Request
Write every line of the material out exactly as shown.

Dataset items
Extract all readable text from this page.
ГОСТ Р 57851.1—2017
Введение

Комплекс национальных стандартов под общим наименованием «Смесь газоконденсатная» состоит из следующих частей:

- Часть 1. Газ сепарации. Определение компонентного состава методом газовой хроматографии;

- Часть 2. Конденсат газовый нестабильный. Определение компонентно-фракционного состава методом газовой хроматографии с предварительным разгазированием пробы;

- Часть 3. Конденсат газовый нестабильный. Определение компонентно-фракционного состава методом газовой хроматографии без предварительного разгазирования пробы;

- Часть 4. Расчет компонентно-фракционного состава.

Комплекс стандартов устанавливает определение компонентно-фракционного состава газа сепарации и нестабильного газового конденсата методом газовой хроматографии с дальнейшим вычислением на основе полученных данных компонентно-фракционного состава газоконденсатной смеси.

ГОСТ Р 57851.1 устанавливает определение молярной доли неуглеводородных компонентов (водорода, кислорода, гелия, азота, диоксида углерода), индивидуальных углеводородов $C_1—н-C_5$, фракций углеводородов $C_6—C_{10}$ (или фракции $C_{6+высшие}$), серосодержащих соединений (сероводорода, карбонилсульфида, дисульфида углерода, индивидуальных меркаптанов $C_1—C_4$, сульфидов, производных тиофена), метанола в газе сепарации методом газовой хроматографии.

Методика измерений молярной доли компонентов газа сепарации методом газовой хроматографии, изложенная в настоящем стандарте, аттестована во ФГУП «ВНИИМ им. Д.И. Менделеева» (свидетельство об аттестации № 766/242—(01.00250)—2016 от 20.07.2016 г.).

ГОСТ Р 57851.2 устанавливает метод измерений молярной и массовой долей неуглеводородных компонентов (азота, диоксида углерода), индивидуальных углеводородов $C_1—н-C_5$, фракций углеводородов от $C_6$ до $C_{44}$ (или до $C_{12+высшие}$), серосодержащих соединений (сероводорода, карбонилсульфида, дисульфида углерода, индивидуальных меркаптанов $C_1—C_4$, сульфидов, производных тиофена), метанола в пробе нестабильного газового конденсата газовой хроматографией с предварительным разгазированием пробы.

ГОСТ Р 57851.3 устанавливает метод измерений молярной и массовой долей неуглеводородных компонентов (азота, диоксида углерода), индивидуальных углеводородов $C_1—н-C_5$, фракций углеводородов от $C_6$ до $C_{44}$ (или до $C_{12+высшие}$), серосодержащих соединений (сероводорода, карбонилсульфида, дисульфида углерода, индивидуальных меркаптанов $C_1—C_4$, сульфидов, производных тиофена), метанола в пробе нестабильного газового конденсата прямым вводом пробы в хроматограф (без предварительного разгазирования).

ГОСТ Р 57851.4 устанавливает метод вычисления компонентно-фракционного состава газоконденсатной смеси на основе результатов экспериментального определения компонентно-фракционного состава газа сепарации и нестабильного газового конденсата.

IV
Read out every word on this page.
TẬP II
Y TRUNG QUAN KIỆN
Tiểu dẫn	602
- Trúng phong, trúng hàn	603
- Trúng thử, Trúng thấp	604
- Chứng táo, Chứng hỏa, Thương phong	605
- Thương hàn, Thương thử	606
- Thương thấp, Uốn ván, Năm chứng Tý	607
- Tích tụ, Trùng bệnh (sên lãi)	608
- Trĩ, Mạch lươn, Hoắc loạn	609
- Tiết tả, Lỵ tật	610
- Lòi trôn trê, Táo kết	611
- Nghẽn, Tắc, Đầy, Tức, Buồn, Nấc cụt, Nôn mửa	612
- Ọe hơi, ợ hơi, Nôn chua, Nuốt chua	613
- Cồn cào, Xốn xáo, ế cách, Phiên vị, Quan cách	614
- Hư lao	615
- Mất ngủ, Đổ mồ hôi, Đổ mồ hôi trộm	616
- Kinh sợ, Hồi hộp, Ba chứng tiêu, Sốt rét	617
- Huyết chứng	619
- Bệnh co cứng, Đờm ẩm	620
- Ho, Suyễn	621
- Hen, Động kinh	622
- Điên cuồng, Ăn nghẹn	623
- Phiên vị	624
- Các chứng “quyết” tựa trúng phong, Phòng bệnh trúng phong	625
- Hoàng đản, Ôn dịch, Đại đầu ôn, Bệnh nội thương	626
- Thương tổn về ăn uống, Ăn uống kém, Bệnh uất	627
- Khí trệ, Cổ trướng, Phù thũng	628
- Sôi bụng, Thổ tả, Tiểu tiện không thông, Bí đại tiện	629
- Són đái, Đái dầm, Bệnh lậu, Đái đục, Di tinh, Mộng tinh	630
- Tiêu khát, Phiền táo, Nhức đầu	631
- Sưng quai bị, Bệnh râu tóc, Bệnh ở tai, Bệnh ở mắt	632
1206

The completed task
Extract all readable text from this page.
ГОСТ Р 57851.1—2017
Введение

Комплекс национальных стандартов под общим наименованием «Смесь газоконденсатная» состоит из следующих частей:

- Часть 1. Газ сепарации. Определение компонентного состава методом газовой хроматографии;

- Часть 2. Конденсат газовый нестабильный. Определение компонентно-фракционного состава методом газовой хроматографии с предварительным разгазированием пробы;

- Часть 3. Конденсат газовый нестабильный. Определение компонентно-фракционного состава методом газовой хроматографии без предварительного разгазирования пробы;

- Часть 4. Расчет компонентно-фракционного состава.

Комплекс стандартов устанавливает определение компонентно-фракционного состава газа сепарации и нестабильного газового конденсата методом газовой хроматографии с дальнейшим вычислением на основе полученных данных компонентно-фракционного состава газоконденсатной смеси.

ГОСТ Р 57851.1 устанавливает определение молярной доли неуглеводородных компонентов (водорода, кислорода, гелия, азота, диоксида углерода), индивидуальных углеводородов $C_1—н-C_5$, фракций углеводородов $C_6—C_{10}$ (или фракции $C_{6+высшие}$), серосодержащих соединений (сероводорода, карбонилсульфида, дисульфида углерода, индивидуальных меркаптанов $C_1—C_4$, сульфидов, производных тиофена), метанола в газе сепарации методом газовой хроматографии.

Методика измерений молярной доли компонентов газа сепарации методом газовой хроматографии, изложенная в настоящем стандарте, аттестована во ФГУП «ВНИИМ им. Д.И. Менделеева» (свидетельство об аттестации № 766/242—(01.00250)—2016 от 20.07.2016 г.).

ГОСТ Р 57851.2 устанавливает метод измерений молярной и массовой долей неуглеводородных компонентов (азота, диоксида углерода), индивидуальных углеводородов $C_1—н-C_5$, фракций углеводородов от $C_6$ до $C_{44}$ (или до $C_{12+высшие}$), серосодержащих соединений (сероводорода, карбонилсульфида, дисульфида углерода, индивидуальных меркаптанов $C_1—C_4$, сульфидов, производных тиофена), метанола в пробе нестабильного газового конденсата газовой хроматографией с предварительным разгазированием пробы.

ГОСТ Р 57851.3 устанавливает метод измерений молярной и массовой долей неуглеводородных компонентов (азота, диоксида углерода), индивидуальных углеводородов $C_1—н-C_5$, фракций углеводородов от $C_6$ до $C_{44}$ (или до $C_{12+высшие}$), серосодержащих соединений (сероводорода, карбонилсульфида, дисульфида углерода, индивидуальных меркаптанов $C_1—C_4$, сульфидов, производных тиофена), метанола в пробе нестабильного газового конденсата прямым вводом пробы в хроматограф (без предварительного разгазирования).

ГОСТ Р 57851.4 устанавливает метод вычисления компонентно-фракционного состава газоконденсатной смеси на основе результатов экспериментального определения компонентно-фракционного состава газа сепарации и нестабильного газового конденсата.

IV
Read out every word on this page.
TẬP II
Y TRUNG QUAN KIỆN
Tiểu dẫn	602
- Trúng phong, trúng hàn	603
- Trúng thử, Trúng thấp	604
- Chứng táo, Chứng hỏa, Thương phong	605
- Thương hàn, Thương thử	606
- Thương thấp, Uốn ván, Năm chứng Tý	607
- Tích tụ, Trùng bệnh (sên lãi)	608
- Trĩ, Mạch lươn, Hoắc loạn	609
- Tiết tả, Lỵ tật	610
- Lòi trôn trê, Táo kết	611
- Nghẽn, Tắc, Đầy, Tức, Buồn, Nấc cụt, Nôn mửa	612
- Ọe hơi, ợ hơi, Nôn chua, Nuốt chua	613
- Cồn cào, Xốn xáo, ế cách, Phiên vị, Quan cách	614
- Hư lao	615
- Mất ngủ, Đổ mồ hôi, Đổ mồ hôi trộm	616
- Kinh sợ, Hồi hộp, Ba chứng tiêu, Sốt rét	617
- Huyết chứng	619
- Bệnh co cứng, Đờm ẩm	620
- Ho, Suyễn	621
- Hen, Động kinh	622
- Điên cuồng, Ăn nghẹn	623
- Phiên vị	624
- Các chứng “quyết” tựa trúng phong, Phòng bệnh trúng phong	625
- Hoàng đản, Ôn dịch, Đại đầu ôn, Bệnh nội thương	626
- Thương tổn về ăn uống, Ăn uống kém, Bệnh uất	627
- Khí trệ, Cổ trướng, Phù thũng	628
- Sôi bụng, Thổ tả, Tiểu tiện không thông, Bí đại tiện	629
- Són đái, Đái dầm, Bệnh lậu, Đái đục, Di tinh, Mộng tinh	630
- Tiêu khát, Phiền táo, Nhức đầu	631
- Sưng quai bị, Bệnh râu tóc, Bệnh ở tai, Bệnh ở mắt	632
1206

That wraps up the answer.